課題内容 >> 以下の項目から、文字列「blue」を含む行をすべて列挙せよ。

•••••

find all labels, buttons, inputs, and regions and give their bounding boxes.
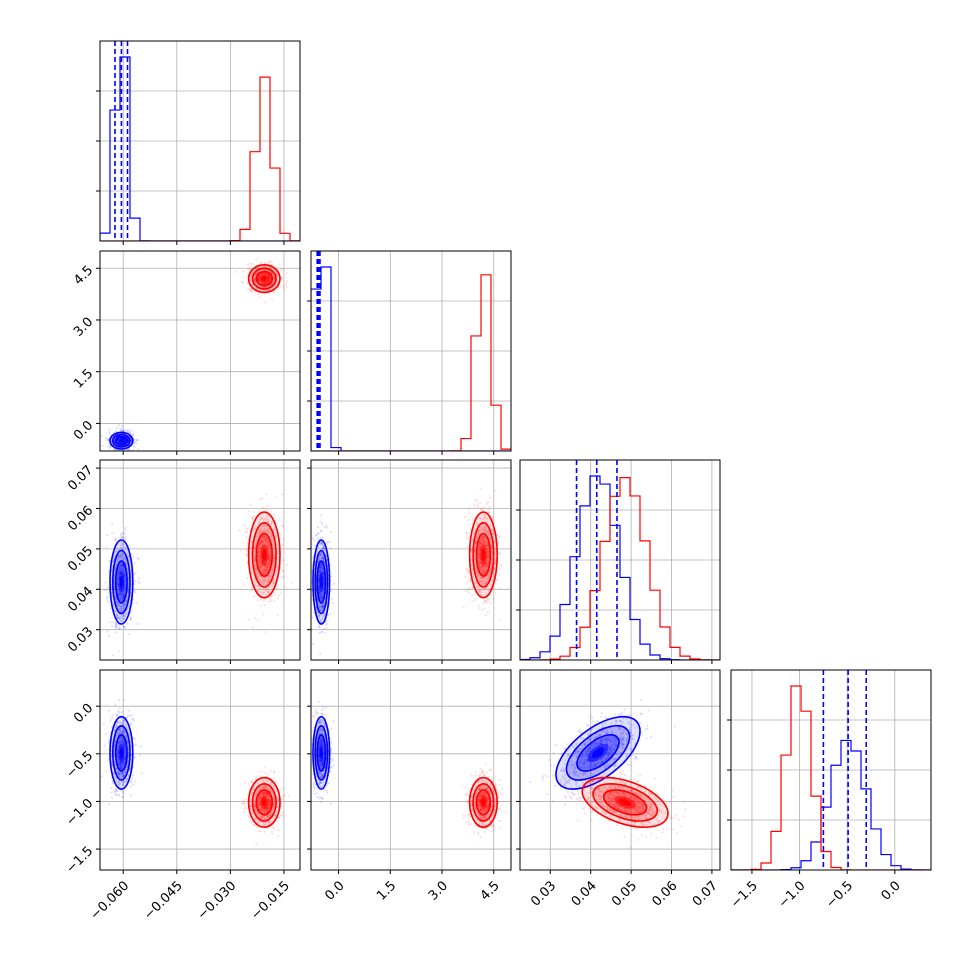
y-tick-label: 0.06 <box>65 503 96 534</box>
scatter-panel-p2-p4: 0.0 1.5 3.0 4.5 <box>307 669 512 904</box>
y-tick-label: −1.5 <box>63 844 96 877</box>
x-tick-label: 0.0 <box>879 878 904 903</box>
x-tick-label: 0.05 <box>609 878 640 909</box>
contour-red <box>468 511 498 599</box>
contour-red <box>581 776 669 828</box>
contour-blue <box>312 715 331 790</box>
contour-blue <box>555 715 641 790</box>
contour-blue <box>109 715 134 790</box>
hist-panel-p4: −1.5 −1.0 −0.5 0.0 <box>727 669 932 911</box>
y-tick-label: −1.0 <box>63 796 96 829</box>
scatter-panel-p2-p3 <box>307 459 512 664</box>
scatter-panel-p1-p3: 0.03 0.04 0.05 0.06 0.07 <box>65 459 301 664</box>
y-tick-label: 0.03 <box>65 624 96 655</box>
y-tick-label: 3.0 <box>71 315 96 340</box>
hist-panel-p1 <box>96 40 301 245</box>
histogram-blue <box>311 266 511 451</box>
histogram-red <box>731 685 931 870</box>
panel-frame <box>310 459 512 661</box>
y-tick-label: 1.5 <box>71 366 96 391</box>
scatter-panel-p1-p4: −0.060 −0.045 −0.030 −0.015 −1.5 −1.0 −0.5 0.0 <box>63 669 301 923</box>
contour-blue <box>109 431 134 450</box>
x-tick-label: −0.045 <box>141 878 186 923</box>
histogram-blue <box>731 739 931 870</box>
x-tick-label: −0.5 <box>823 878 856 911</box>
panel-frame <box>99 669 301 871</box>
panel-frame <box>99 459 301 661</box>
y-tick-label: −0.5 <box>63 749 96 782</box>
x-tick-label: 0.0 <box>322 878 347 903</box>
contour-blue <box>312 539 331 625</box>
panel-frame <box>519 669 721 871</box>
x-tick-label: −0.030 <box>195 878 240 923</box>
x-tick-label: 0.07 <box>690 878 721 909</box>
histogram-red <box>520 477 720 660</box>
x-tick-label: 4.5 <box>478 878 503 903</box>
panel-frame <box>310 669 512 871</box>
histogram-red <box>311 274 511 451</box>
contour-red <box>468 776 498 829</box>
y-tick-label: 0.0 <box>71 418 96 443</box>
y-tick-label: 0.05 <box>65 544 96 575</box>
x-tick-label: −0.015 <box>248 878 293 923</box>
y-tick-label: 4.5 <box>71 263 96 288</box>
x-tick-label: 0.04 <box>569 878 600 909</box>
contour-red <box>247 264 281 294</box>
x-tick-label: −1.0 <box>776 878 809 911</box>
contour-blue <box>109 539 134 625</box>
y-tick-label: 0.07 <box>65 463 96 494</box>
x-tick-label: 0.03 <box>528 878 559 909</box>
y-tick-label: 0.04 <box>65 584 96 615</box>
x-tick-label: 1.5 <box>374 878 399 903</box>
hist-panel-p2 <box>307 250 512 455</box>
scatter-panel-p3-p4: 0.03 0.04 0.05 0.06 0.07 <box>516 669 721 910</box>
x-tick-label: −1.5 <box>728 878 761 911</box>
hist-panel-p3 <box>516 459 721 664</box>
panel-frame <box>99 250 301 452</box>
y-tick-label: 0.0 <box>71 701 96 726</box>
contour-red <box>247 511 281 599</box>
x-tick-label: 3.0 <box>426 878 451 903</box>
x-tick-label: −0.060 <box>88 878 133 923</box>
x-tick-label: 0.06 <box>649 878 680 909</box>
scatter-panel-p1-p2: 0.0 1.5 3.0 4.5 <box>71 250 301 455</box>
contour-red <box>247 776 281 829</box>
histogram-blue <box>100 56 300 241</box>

•••••

解答例 >>
contour-blue <box>312 715 331 790</box>
contour-blue <box>555 715 641 790</box>
contour-blue <box>109 715 134 790</box>
histogram-blue <box>311 266 511 451</box>
contour-blue <box>109 431 134 450</box>
histogram-blue <box>731 739 931 870</box>
contour-blue <box>312 539 331 625</box>
contour-blue <box>109 539 134 625</box>
histogram-blue <box>100 56 300 241</box>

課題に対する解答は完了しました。